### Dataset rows
================

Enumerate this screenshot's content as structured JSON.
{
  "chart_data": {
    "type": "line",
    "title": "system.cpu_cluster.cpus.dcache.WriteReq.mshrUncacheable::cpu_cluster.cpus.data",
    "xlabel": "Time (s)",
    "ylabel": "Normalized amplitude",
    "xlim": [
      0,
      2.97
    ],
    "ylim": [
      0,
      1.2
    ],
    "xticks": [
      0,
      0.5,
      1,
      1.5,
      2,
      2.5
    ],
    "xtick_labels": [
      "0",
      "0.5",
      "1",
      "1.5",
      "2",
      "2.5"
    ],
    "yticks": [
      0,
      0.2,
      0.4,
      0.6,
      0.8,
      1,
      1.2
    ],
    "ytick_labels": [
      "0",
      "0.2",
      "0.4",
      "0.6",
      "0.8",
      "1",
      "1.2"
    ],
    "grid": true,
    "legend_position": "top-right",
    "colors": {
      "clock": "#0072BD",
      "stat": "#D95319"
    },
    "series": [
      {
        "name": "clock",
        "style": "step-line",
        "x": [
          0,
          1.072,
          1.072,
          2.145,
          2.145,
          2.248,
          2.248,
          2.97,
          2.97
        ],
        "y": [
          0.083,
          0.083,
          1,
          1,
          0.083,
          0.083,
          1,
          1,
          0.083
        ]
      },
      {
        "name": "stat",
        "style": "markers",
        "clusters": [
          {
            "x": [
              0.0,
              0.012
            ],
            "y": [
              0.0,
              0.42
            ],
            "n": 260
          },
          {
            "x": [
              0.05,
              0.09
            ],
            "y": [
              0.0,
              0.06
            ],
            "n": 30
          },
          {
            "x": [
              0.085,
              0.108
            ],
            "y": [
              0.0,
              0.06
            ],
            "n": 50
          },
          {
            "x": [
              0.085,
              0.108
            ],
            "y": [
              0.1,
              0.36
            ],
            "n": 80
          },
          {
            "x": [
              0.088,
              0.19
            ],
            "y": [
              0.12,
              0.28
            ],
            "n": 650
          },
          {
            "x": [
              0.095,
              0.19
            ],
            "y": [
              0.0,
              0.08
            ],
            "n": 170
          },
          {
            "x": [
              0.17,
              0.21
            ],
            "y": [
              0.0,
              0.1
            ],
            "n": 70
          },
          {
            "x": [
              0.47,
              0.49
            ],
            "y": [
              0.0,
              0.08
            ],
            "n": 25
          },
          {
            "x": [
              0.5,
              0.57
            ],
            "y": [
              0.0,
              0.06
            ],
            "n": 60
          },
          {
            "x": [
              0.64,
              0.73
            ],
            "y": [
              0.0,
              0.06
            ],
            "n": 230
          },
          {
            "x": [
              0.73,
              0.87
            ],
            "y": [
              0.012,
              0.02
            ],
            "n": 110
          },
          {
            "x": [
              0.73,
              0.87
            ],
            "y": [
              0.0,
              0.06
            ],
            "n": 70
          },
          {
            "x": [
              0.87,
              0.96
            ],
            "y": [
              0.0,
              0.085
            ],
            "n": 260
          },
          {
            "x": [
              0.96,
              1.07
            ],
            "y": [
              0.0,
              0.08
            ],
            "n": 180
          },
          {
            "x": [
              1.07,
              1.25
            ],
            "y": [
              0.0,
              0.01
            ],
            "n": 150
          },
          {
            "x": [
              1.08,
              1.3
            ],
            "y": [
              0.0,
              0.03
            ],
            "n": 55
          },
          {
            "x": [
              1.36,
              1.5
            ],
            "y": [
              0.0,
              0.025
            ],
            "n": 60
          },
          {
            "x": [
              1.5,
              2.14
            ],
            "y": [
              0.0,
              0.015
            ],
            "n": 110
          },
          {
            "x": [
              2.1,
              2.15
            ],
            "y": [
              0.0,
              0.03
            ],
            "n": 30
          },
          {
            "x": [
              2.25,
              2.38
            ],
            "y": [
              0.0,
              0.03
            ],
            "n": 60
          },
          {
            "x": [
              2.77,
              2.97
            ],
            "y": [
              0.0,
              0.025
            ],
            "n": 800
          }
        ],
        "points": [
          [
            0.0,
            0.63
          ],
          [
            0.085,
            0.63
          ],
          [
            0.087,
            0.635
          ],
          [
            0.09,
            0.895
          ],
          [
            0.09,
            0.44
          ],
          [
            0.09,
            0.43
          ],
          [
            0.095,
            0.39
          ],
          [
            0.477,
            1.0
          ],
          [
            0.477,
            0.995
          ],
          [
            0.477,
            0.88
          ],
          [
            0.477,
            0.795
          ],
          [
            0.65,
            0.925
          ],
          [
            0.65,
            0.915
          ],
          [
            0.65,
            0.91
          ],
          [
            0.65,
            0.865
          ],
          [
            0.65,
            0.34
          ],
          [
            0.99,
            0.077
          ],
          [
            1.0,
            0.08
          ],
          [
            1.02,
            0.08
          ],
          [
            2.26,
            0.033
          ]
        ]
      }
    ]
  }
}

================

### What needs to be done
Make an exact copy of the listing, including every line.

### Expected output
Enumerate this screenshot's content as structured JSON.
{
  "chart_data": {
    "type": "line",
    "title": "system.cpu_cluster.cpus.dcache.WriteReq.mshrUncacheable::cpu_cluster.cpus.data",
    "xlabel": "Time (s)",
    "ylabel": "Normalized amplitude",
    "xlim": [
      0,
      2.97
    ],
    "ylim": [
      0,
      1.2
    ],
    "xticks": [
      0,
      0.5,
      1,
      1.5,
      2,
      2.5
    ],
    "xtick_labels": [
      "0",
      "0.5",
      "1",
      "1.5",
      "2",
      "2.5"
    ],
    "yticks": [
      0,
      0.2,
      0.4,
      0.6,
      0.8,
      1,
      1.2
    ],
    "ytick_labels": [
      "0",
      "0.2",
      "0.4",
      "0.6",
      "0.8",
      "1",
      "1.2"
    ],
    "grid": true,
    "legend_position": "top-right",
    "colors": {
      "clock": "#0072BD",
      "stat": "#D95319"
    },
    "series": [
      {
        "name": "clock",
        "style": "step-line",
        "x": [
          0,
          1.072,
          1.072,
          2.145,
          2.145,
          2.248,
          2.248,
          2.97,
          2.97
        ],
        "y": [
          0.083,
          0.083,
          1,
          1,
          0.083,
          0.083,
          1,
          1,
          0.083
        ]
      },
      {
        "name": "stat",
        "style": "markers",
        "clusters": [
          {
            "x": [
              0.0,
              0.012
            ],
            "y": [
              0.0,
              0.42
            ],
            "n": 260
          },
          {
            "x": [
              0.05,
              0.09
            ],
            "y": [
              0.0,
              0.06
            ],
            "n": 30
          },
          {
            "x": [
              0.085,
              0.108
            ],
            "y": [
              0.0,
              0.06
            ],
            "n": 50
          },
          {
            "x": [
              0.085,
              0.108
            ],
            "y": [
              0.1,
              0.36
            ],
            "n": 80
          },
          {
            "x": [
              0.088,
              0.19
            ],
            "y": [
              0.12,
              0.28
            ],
            "n": 650
          },
          {
            "x": [
              0.095,
              0.19
            ],
            "y": [
              0.0,
              0.08
            ],
            "n": 170
          },
          {
            "x": [
              0.17,
              0.21
            ],
            "y": [
              0.0,
              0.1
            ],
            "n": 70
          },
          {
            "x": [
              0.47,
              0.49
            ],
            "y": [
              0.0,
              0.08
            ],
            "n": 25
          },
          {
            "x": [
              0.5,
              0.57
            ],
            "y": [
              0.0,
              0.06
            ],
            "n": 60
          },
          {
            "x": [
              0.64,
              0.73
            ],
            "y": [
              0.0,
              0.06
            ],
            "n": 230
          },
          {
            "x": [
              0.73,
              0.87
            ],
            "y": [
              0.012,
              0.02
            ],
            "n": 110
          },
          {
            "x": [
              0.73,
              0.87
            ],
            "y": [
              0.0,
              0.06
            ],
            "n": 70
          },
          {
            "x": [
              0.87,
              0.96
            ],
            "y": [
              0.0,
              0.085
            ],
            "n": 260
          },
          {
            "x": [
              0.96,
              1.07
            ],
            "y": [
              0.0,
              0.08
            ],
            "n": 180
          },
          {
            "x": [
              1.07,
              1.25
            ],
            "y": [
              0.0,
              0.01
            ],
            "n": 150
          },
          {
            "x": [
              1.08,
              1.3
            ],
            "y": [
              0.0,
              0.03
            ],
            "n": 55
          },
          {
            "x": [
              1.36,
              1.5
            ],
            "y": [
              0.0,
              0.025
            ],
            "n": 60
          },
          {
            "x": [
              1.5,
              2.14
            ],
            "y": [
              0.0,
              0.015
            ],
            "n": 110
          },
          {
            "x": [
              2.1,
              2.15
            ],
            "y": [
              0.0,
              0.03
            ],
            "n": 30
          },
          {
            "x": [
              2.25,
              2.38
            ],
            "y": [
              0.0,
              0.03
            ],
            "n": 60
          },
          {
            "x": [
              2.77,
              2.97
            ],
            "y": [
              0.0,
              0.025
            ],
            "n": 800
          }
        ],
        "points": [
          [
            0.0,
            0.63
          ],
          [
            0.085,
            0.63
          ],
          [
            0.087,
            0.635
          ],
          [
            0.09,
            0.895
          ],
          [
            0.09,
            0.44
          ],
          [
            0.09,
            0.43
          ],
          [
            0.095,
            0.39
          ],
          [
            0.477,
            1.0
          ],
          [
            0.477,
            0.995
          ],
          [
            0.477,
            0.88
          ],
          [
            0.477,
            0.795
          ],
          [
            0.65,
            0.925
          ],
          [
            0.65,
            0.915
          ],
          [
            0.65,
            0.91
          ],
          [
            0.65,
            0.865
          ],
          [
            0.65,
            0.34
          ],
          [
            0.99,
            0.077
          ],
          [
            1.0,
            0.08
          ],
          [
            1.02,
            0.08
          ],
          [
            2.26,
            0.033
          ]
        ]
      }
    ]
  }
}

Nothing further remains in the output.